Objective
Extract every line below, verbatim.
• • • • •
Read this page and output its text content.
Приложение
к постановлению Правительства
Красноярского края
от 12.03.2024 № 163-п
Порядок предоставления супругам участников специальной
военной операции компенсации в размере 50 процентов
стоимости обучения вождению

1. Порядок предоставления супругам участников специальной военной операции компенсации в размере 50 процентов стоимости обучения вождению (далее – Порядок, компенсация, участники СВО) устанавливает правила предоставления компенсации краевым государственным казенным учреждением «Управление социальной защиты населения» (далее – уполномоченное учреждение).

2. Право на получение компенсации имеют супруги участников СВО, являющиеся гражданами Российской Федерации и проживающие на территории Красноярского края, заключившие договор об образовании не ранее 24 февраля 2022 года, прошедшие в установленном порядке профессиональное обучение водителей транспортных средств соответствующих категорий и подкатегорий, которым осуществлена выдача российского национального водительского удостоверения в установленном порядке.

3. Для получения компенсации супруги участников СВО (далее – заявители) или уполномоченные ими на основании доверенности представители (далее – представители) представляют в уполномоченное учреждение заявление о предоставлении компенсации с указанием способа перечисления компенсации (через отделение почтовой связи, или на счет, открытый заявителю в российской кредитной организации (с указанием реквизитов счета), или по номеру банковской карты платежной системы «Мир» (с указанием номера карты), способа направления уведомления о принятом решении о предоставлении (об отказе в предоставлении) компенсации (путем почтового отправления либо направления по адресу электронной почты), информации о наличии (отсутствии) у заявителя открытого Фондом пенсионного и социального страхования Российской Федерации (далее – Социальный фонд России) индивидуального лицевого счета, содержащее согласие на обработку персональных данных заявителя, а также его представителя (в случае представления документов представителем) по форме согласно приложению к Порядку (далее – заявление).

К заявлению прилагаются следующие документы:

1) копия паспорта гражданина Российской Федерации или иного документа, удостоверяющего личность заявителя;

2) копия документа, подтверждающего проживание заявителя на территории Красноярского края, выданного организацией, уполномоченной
• • • • •
Problem solution
Read this page and output its text content.
Приложение
к постановлению Правительства
Красноярского края
от 12.03.2024 № 163-п
Порядок предоставления супругам участников специальной
военной операции компенсации в размере 50 процентов
стоимости обучения вождению

1. Порядок предоставления супругам участников специальной военной операции компенсации в размере 50 процентов стоимости обучения вождению (далее – Порядок, компенсация, участники СВО) устанавливает правила предоставления компенсации краевым государственным казенным учреждением «Управление социальной защиты населения» (далее – уполномоченное учреждение).

2. Право на получение компенсации имеют супруги участников СВО, являющиеся гражданами Российской Федерации и проживающие на территории Красноярского края, заключившие договор об образовании не ранее 24 февраля 2022 года, прошедшие в установленном порядке профессиональное обучение водителей транспортных средств соответствующих категорий и подкатегорий, которым осуществлена выдача российского национального водительского удостоверения в установленном порядке.

3. Для получения компенсации супруги участников СВО (далее – заявители) или уполномоченные ими на основании доверенности представители (далее – представители) представляют в уполномоченное учреждение заявление о предоставлении компенсации с указанием способа перечисления компенсации (через отделение почтовой связи, или на счет, открытый заявителю в российской кредитной организации (с указанием реквизитов счета), или по номеру банковской карты платежной системы «Мир» (с указанием номера карты), способа направления уведомления о принятом решении о предоставлении (об отказе в предоставлении) компенсации (путем почтового отправления либо направления по адресу электронной почты), информации о наличии (отсутствии) у заявителя открытого Фондом пенсионного и социального страхования Российской Федерации (далее – Социальный фонд России) индивидуального лицевого счета, содержащее согласие на обработку персональных данных заявителя, а также его представителя (в случае представления документов представителем) по форме согласно приложению к Порядку (далее – заявление).

К заявлению прилагаются следующие документы:

1) копия паспорта гражданина Российской Федерации или иного документа, удостоверяющего личность заявителя;

2) копия документа, подтверждающего проживание заявителя на территории Красноярского края, выданного организацией, уполномоченной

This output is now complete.